(Stored records)
---*---
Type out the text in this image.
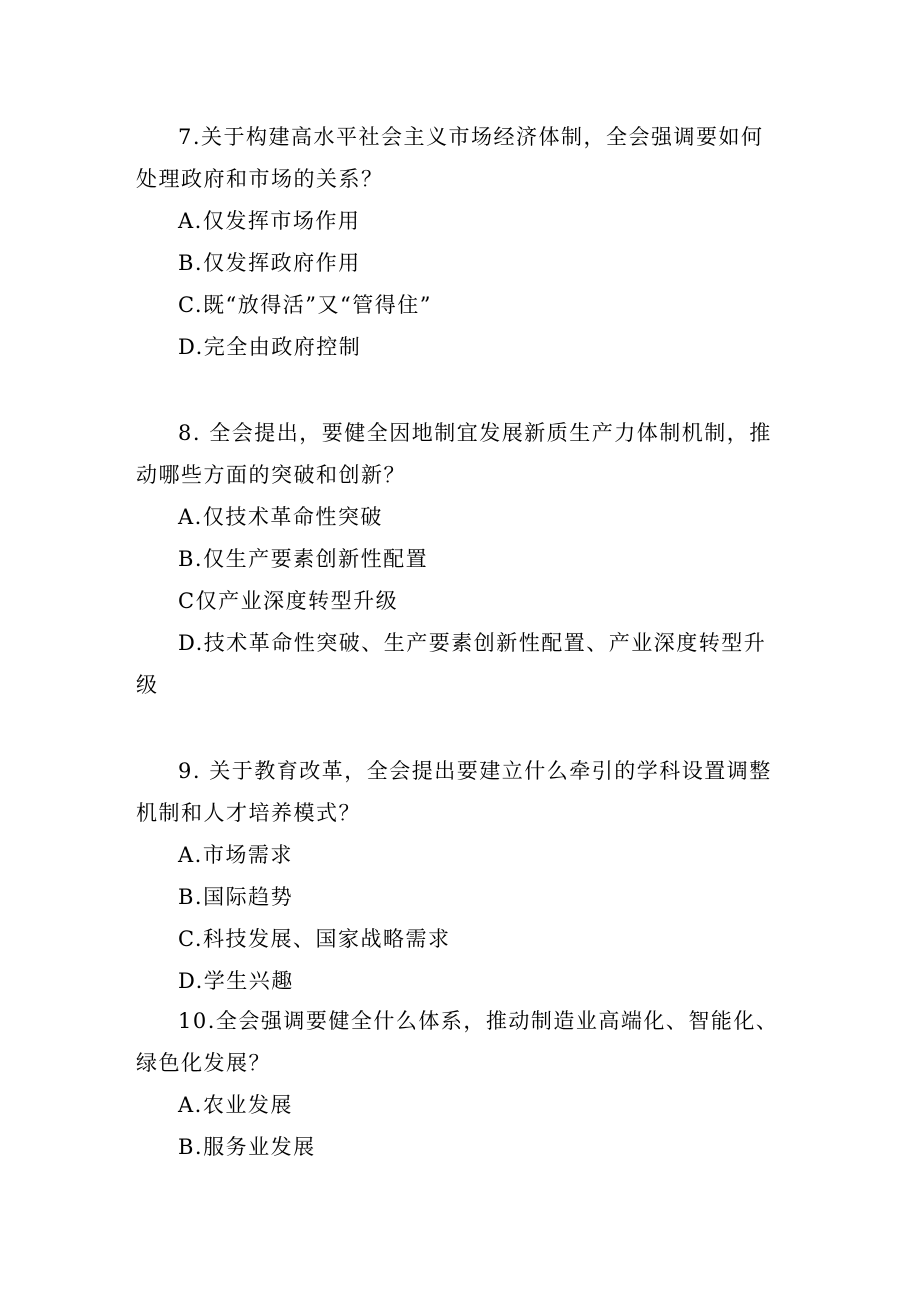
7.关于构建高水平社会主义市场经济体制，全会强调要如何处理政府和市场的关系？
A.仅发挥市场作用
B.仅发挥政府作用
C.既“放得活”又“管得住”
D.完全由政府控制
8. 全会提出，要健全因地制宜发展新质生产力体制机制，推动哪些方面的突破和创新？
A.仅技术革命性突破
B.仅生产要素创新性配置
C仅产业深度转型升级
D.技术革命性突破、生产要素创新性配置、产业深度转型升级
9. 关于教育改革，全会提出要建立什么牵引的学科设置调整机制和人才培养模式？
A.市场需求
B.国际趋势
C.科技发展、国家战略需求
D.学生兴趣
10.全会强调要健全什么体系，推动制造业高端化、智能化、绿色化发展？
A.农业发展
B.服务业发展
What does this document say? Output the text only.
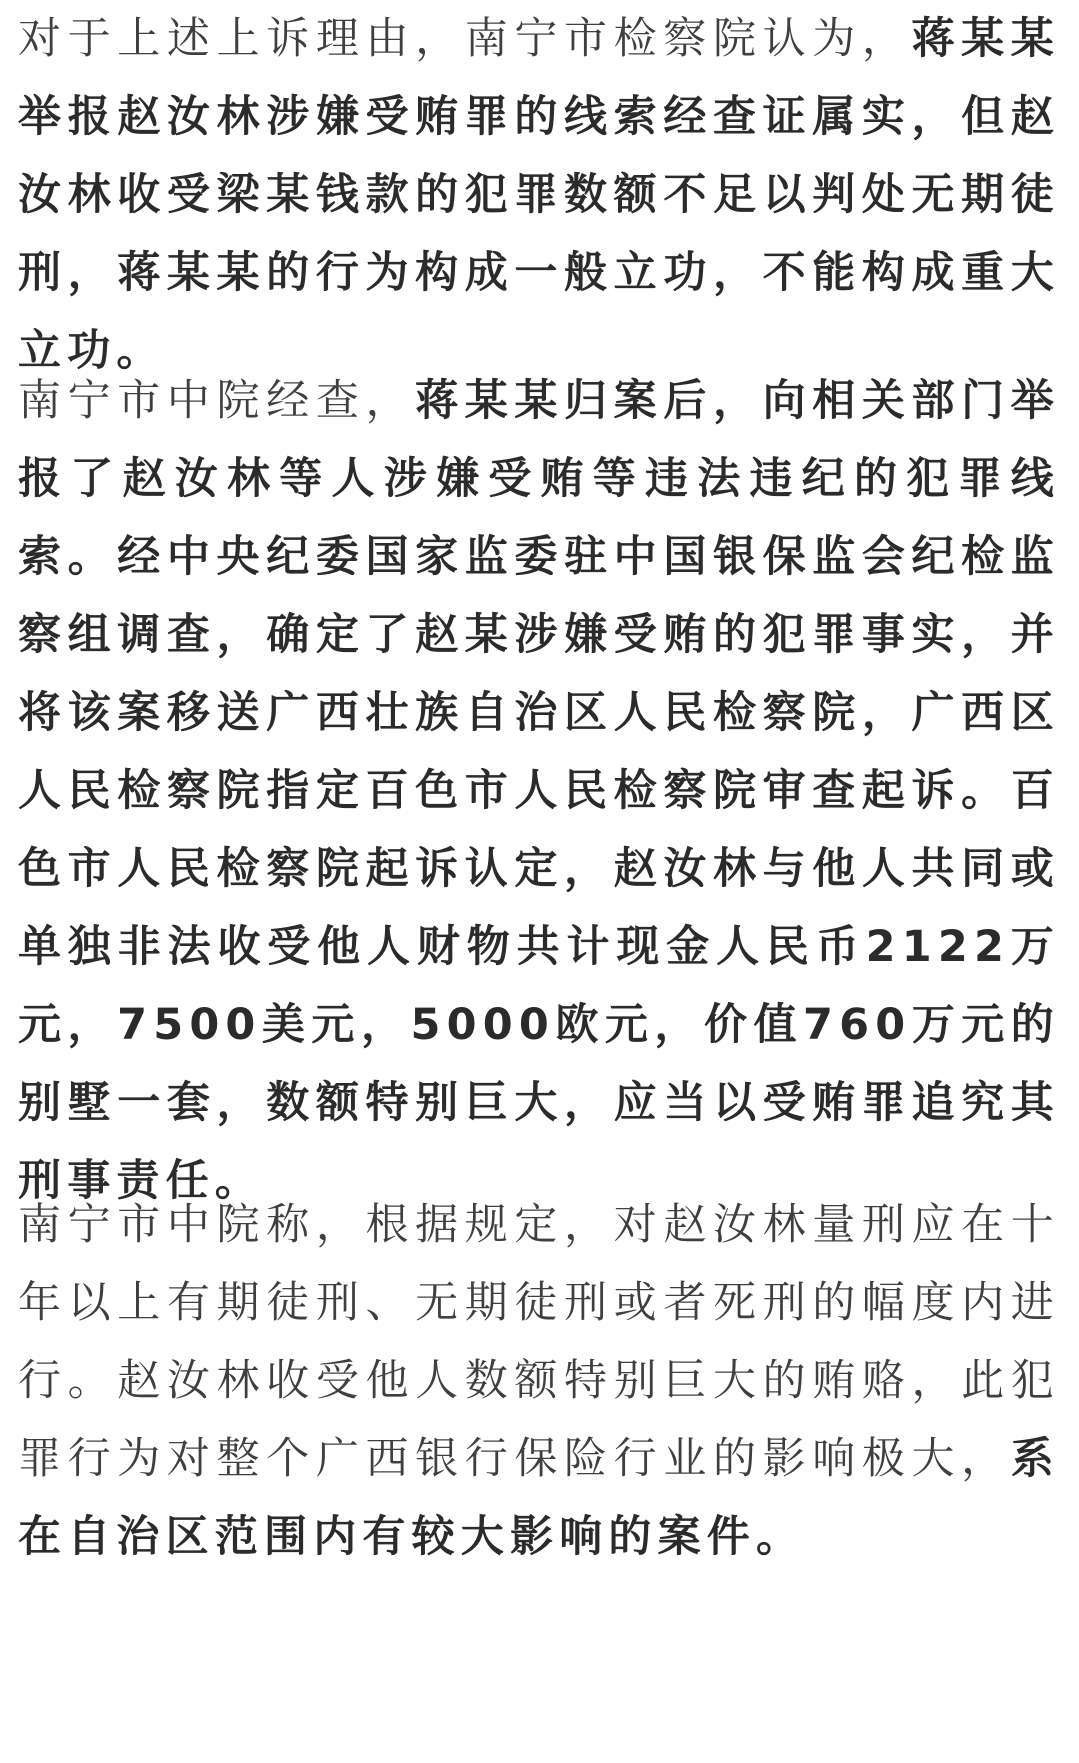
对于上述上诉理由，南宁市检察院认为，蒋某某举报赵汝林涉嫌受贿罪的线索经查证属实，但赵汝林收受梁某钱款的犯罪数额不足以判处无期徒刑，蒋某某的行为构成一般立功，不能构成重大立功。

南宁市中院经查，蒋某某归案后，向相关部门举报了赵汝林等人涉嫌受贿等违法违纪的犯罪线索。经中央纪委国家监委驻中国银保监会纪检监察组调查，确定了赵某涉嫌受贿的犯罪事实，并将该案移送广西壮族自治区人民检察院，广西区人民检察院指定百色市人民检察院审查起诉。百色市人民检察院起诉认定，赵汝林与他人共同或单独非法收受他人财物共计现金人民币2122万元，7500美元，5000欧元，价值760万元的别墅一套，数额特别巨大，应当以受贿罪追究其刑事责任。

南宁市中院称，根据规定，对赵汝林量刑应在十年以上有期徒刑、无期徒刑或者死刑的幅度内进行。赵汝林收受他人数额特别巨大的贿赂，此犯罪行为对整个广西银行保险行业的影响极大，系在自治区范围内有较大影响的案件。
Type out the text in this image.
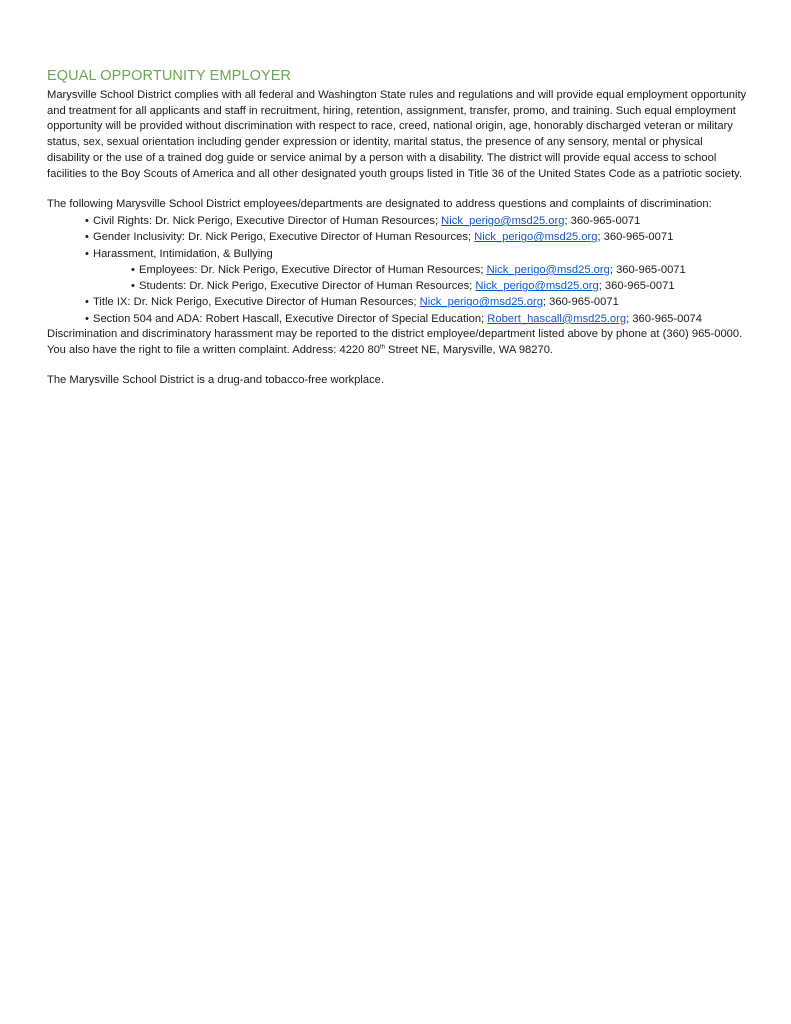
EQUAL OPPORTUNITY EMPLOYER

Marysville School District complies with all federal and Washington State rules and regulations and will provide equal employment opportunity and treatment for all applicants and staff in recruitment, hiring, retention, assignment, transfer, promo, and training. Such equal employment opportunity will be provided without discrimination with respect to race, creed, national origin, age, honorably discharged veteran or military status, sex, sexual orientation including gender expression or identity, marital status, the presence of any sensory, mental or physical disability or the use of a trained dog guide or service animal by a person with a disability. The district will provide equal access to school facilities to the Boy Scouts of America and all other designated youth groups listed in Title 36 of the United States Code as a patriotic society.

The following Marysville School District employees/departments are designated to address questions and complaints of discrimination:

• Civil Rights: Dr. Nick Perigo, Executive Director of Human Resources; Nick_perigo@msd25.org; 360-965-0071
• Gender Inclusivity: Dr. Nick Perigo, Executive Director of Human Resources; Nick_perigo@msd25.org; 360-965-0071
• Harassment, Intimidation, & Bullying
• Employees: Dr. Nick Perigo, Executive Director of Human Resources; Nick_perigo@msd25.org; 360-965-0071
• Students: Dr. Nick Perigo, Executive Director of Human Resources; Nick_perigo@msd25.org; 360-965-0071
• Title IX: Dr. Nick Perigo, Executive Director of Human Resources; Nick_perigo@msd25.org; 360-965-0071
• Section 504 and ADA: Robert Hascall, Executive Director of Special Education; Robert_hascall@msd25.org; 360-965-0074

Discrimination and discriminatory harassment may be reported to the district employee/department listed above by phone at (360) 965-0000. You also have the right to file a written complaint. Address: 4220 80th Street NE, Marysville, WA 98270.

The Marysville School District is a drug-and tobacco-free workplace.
---*---
# What to work on
Reproduce the listing word for word and omit its pictures.

# Response to this exercise
Type out the text in this image.
7.关于构建高水平社会主义市场经济体制，全会强调要如何处理政府和市场的关系？
A.仅发挥市场作用
B.仅发挥政府作用
C.既“放得活”又“管得住”
D.完全由政府控制
8. 全会提出，要健全因地制宜发展新质生产力体制机制，推动哪些方面的突破和创新？
A.仅技术革命性突破
B.仅生产要素创新性配置
C仅产业深度转型升级
D.技术革命性突破、生产要素创新性配置、产业深度转型升级
9. 关于教育改革，全会提出要建立什么牵引的学科设置调整机制和人才培养模式？
A.市场需求
B.国际趋势
C.科技发展、国家战略需求
D.学生兴趣
10.全会强调要健全什么体系，推动制造业高端化、智能化、绿色化发展？
A.农业发展
B.服务业发展
What does this document say? Output the text only.
对于上述上诉理由，南宁市检察院认为，蒋某某举报赵汝林涉嫌受贿罪的线索经查证属实，但赵汝林收受梁某钱款的犯罪数额不足以判处无期徒刑，蒋某某的行为构成一般立功，不能构成重大立功。

南宁市中院经查，蒋某某归案后，向相关部门举报了赵汝林等人涉嫌受贿等违法违纪的犯罪线索。经中央纪委国家监委驻中国银保监会纪检监察组调查，确定了赵某涉嫌受贿的犯罪事实，并将该案移送广西壮族自治区人民检察院，广西区人民检察院指定百色市人民检察院审查起诉。百色市人民检察院起诉认定，赵汝林与他人共同或单独非法收受他人财物共计现金人民币2122万元，7500美元，5000欧元，价值760万元的别墅一套，数额特别巨大，应当以受贿罪追究其刑事责任。

南宁市中院称，根据规定，对赵汝林量刑应在十年以上有期徒刑、无期徒刑或者死刑的幅度内进行。赵汝林收受他人数额特别巨大的贿赂，此犯罪行为对整个广西银行保险行业的影响极大，系在自治区范围内有较大影响的案件。
Type out the text in this image.
EQUAL OPPORTUNITY EMPLOYER

Marysville School District complies with all federal and Washington State rules and regulations and will provide equal employment opportunity and treatment for all applicants and staff in recruitment, hiring, retention, assignment, transfer, promo, and training. Such equal employment opportunity will be provided without discrimination with respect to race, creed, national origin, age, honorably discharged veteran or military status, sex, sexual orientation including gender expression or identity, marital status, the presence of any sensory, mental or physical disability or the use of a trained dog guide or service animal by a person with a disability. The district will provide equal access to school facilities to the Boy Scouts of America and all other designated youth groups listed in Title 36 of the United States Code as a patriotic society.

The following Marysville School District employees/departments are designated to address questions and complaints of discrimination:

• Civil Rights: Dr. Nick Perigo, Executive Director of Human Resources; Nick_perigo@msd25.org; 360-965-0071
• Gender Inclusivity: Dr. Nick Perigo, Executive Director of Human Resources; Nick_perigo@msd25.org; 360-965-0071
• Harassment, Intimidation, & Bullying
• Employees: Dr. Nick Perigo, Executive Director of Human Resources; Nick_perigo@msd25.org; 360-965-0071
• Students: Dr. Nick Perigo, Executive Director of Human Resources; Nick_perigo@msd25.org; 360-965-0071
• Title IX: Dr. Nick Perigo, Executive Director of Human Resources; Nick_perigo@msd25.org; 360-965-0071
• Section 504 and ADA: Robert Hascall, Executive Director of Special Education; Robert_hascall@msd25.org; 360-965-0074

Discrimination and discriminatory harassment may be reported to the district employee/department listed above by phone at (360) 965-0000. You also have the right to file a written complaint. Address: 4220 80th Street NE, Marysville, WA 98270.

The Marysville School District is a drug-and tobacco-free workplace.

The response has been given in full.